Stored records
-*-*-

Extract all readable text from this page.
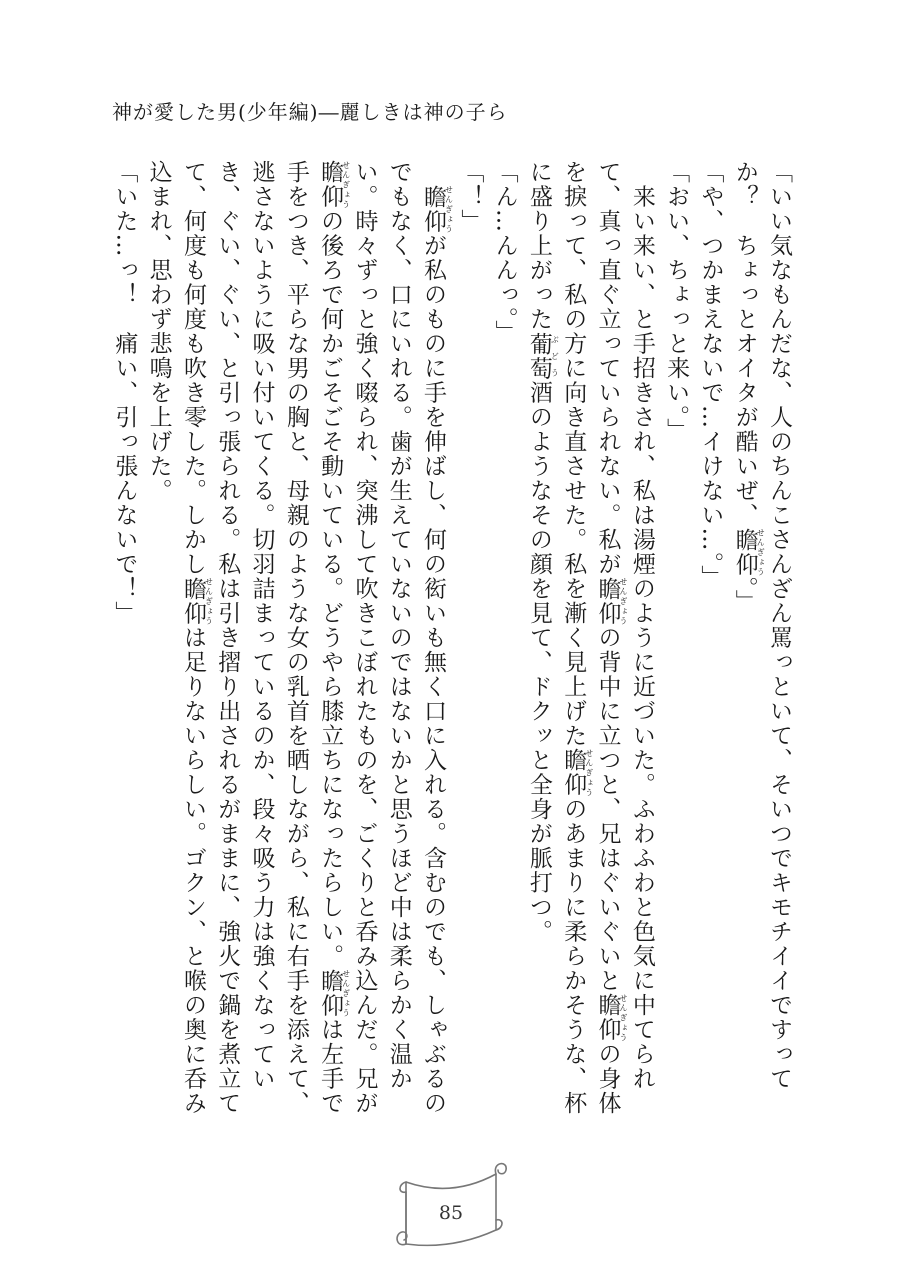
神が愛した男(少年編)―麗しきは神の子ら

「いい気なもんだな、人のちんこさんざん罵っといて、そいつでキモチイイですってか？　ちょっとオイタが酷いぜ、瞻仰せんぎょう。」

「や、つかまえないで…イけない…。」

「おい、ちょっと来い。」

　来い来い、と手招きされ、私は湯煙のように近づいた。ふわふわと色気に中てられて、真っ直ぐ立っていられない。私が瞻仰せんぎょうの背中に立つと、兄はぐいぐいと瞻仰せんぎょうの身体を捩って、私の方に向き直させた。私を漸く見上げた瞻仰せんぎょうのあまりに柔らかそうな、杯に盛り上がった葡萄ぶどう酒のようなその顔を見て、ドクッと全身が脈打つ。

「ん…んんっ。」

「！」

　瞻仰せんぎょうが私のものに手を伸ばし、何の衒いも無く口に入れる。含むのでも、しゃぶるのでもなく、口にいれる。歯が生えていないのではないかと思うほど中は柔らかく温かい。時々ずっと強く啜られ、突沸して吹きこぼれたものを、ごくりと呑み込んだ。兄が瞻仰せんぎょうの後ろで何かごそごそ動いている。どうやら膝立ちになったらしい。瞻仰せんぎょうは左手で手をつき、平らな男の胸と、母親のような女の乳首を晒しながら、私に右手を添えて、逃さないように吸い付いてくる。切羽詰まっているのか、段々吸う力は強くなっていき、ぐい、ぐい、と引っ張られる。私は引き摺り出されるがままに、強火で鍋を煮立てて、何度も何度も吹き零した。しかし瞻仰せんぎょうは足りないらしい。ゴクン、と喉の奥に呑み込まれ、思わず悲鳴を上げた。

「いた…っ！　痛い、引っ張んないで！」

85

-*-*-

▶ Set exercise: Reproduce each entry precisely. Leave the pictures out.

▶ Finished task:
Extract all readable text from this page.
神が愛した男(少年編)―麗しきは神の子ら

「いい気なもんだな、人のちんこさんざん罵っといて、そいつでキモチイイですってか？　ちょっとオイタが酷いぜ、瞻仰せんぎょう。」

「や、つかまえないで…イけない…。」

「おい、ちょっと来い。」

　来い来い、と手招きされ、私は湯煙のように近づいた。ふわふわと色気に中てられて、真っ直ぐ立っていられない。私が瞻仰せんぎょうの背中に立つと、兄はぐいぐいと瞻仰せんぎょうの身体を捩って、私の方に向き直させた。私を漸く見上げた瞻仰せんぎょうのあまりに柔らかそうな、杯に盛り上がった葡萄ぶどう酒のようなその顔を見て、ドクッと全身が脈打つ。

「ん…んんっ。」

「！」

　瞻仰せんぎょうが私のものに手を伸ばし、何の衒いも無く口に入れる。含むのでも、しゃぶるのでもなく、口にいれる。歯が生えていないのではないかと思うほど中は柔らかく温かい。時々ずっと強く啜られ、突沸して吹きこぼれたものを、ごくりと呑み込んだ。兄が瞻仰せんぎょうの後ろで何かごそごそ動いている。どうやら膝立ちになったらしい。瞻仰せんぎょうは左手で手をつき、平らな男の胸と、母親のような女の乳首を晒しながら、私に右手を添えて、逃さないように吸い付いてくる。切羽詰まっているのか、段々吸う力は強くなっていき、ぐい、ぐい、と引っ張られる。私は引き摺り出されるがままに、強火で鍋を煮立てて、何度も何度も吹き零した。しかし瞻仰せんぎょうは足りないらしい。ゴクン、と喉の奥に呑み込まれ、思わず悲鳴を上げた。

「いた…っ！　痛い、引っ張んないで！」

85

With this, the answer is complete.